== WHAT IS EXPECTED ==
Nothing in the records may be left out or altered; reproduce them all exactly.

Stored data entries
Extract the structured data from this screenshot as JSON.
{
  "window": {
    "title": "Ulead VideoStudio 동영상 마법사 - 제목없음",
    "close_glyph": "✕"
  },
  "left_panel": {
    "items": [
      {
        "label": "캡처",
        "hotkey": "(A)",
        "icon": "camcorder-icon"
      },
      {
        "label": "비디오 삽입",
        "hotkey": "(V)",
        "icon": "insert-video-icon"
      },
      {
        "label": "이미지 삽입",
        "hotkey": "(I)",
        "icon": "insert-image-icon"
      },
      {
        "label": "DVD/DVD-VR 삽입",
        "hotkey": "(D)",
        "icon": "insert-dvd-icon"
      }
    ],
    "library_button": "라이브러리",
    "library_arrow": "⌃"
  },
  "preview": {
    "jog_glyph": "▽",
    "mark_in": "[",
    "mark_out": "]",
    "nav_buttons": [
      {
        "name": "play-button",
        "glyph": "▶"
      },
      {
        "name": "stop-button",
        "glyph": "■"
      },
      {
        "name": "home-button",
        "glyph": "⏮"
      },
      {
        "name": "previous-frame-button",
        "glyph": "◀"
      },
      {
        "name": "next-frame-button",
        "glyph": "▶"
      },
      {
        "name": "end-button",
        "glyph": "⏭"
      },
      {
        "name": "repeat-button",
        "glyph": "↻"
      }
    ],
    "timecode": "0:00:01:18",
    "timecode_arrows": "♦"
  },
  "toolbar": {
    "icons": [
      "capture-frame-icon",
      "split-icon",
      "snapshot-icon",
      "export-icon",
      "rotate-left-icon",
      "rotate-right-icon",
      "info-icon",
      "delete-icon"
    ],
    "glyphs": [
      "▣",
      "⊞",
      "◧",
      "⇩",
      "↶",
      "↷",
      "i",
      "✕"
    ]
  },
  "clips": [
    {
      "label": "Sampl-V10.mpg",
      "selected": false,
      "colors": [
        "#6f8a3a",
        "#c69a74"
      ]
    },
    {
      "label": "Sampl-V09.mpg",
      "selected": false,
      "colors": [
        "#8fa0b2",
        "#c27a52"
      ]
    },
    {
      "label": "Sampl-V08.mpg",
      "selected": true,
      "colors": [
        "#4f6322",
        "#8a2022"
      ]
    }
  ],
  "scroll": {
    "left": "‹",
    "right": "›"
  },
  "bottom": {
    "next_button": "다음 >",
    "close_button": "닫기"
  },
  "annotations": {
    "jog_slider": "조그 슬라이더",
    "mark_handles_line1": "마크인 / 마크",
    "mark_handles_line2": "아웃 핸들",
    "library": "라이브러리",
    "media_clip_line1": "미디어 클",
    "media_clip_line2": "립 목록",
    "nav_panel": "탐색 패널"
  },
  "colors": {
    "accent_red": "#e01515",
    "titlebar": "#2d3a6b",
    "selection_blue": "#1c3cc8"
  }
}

== RESULT OF THE TASK ==
Extract the structured data from this screenshot as JSON.
{
  "window": {
    "title": "Ulead VideoStudio 동영상 마법사 - 제목없음",
    "close_glyph": "✕"
  },
  "left_panel": {
    "items": [
      {
        "label": "캡처",
        "hotkey": "(A)",
        "icon": "camcorder-icon"
      },
      {
        "label": "비디오 삽입",
        "hotkey": "(V)",
        "icon": "insert-video-icon"
      },
      {
        "label": "이미지 삽입",
        "hotkey": "(I)",
        "icon": "insert-image-icon"
      },
      {
        "label": "DVD/DVD-VR 삽입",
        "hotkey": "(D)",
        "icon": "insert-dvd-icon"
      }
    ],
    "library_button": "라이브러리",
    "library_arrow": "⌃"
  },
  "preview": {
    "jog_glyph": "▽",
    "mark_in": "[",
    "mark_out": "]",
    "nav_buttons": [
      {
        "name": "play-button",
        "glyph": "▶"
      },
      {
        "name": "stop-button",
        "glyph": "■"
      },
      {
        "name": "home-button",
        "glyph": "⏮"
      },
      {
        "name": "previous-frame-button",
        "glyph": "◀"
      },
      {
        "name": "next-frame-button",
        "glyph": "▶"
      },
      {
        "name": "end-button",
        "glyph": "⏭"
      },
      {
        "name": "repeat-button",
        "glyph": "↻"
      }
    ],
    "timecode": "0:00:01:18",
    "timecode_arrows": "♦"
  },
  "toolbar": {
    "icons": [
      "capture-frame-icon",
      "split-icon",
      "snapshot-icon",
      "export-icon",
      "rotate-left-icon",
      "rotate-right-icon",
      "info-icon",
      "delete-icon"
    ],
    "glyphs": [
      "▣",
      "⊞",
      "◧",
      "⇩",
      "↶",
      "↷",
      "i",
      "✕"
    ]
  },
  "clips": [
    {
      "label": "Sampl-V10.mpg",
      "selected": false,
      "colors": [
        "#6f8a3a",
        "#c69a74"
      ]
    },
    {
      "label": "Sampl-V09.mpg",
      "selected": false,
      "colors": [
        "#8fa0b2",
        "#c27a52"
      ]
    },
    {
      "label": "Sampl-V08.mpg",
      "selected": true,
      "colors": [
        "#4f6322",
        "#8a2022"
      ]
    }
  ],
  "scroll": {
    "left": "‹",
    "right": "›"
  },
  "bottom": {
    "next_button": "다음 >",
    "close_button": "닫기"
  },
  "annotations": {
    "jog_slider": "조그 슬라이더",
    "mark_handles_line1": "마크인 / 마크",
    "mark_handles_line2": "아웃 핸들",
    "library": "라이브러리",
    "media_clip_line1": "미디어 클",
    "media_clip_line2": "립 목록",
    "nav_panel": "탐색 패널"
  },
  "colors": {
    "accent_red": "#e01515",
    "titlebar": "#2d3a6b",
    "selection_blue": "#1c3cc8"
  }
}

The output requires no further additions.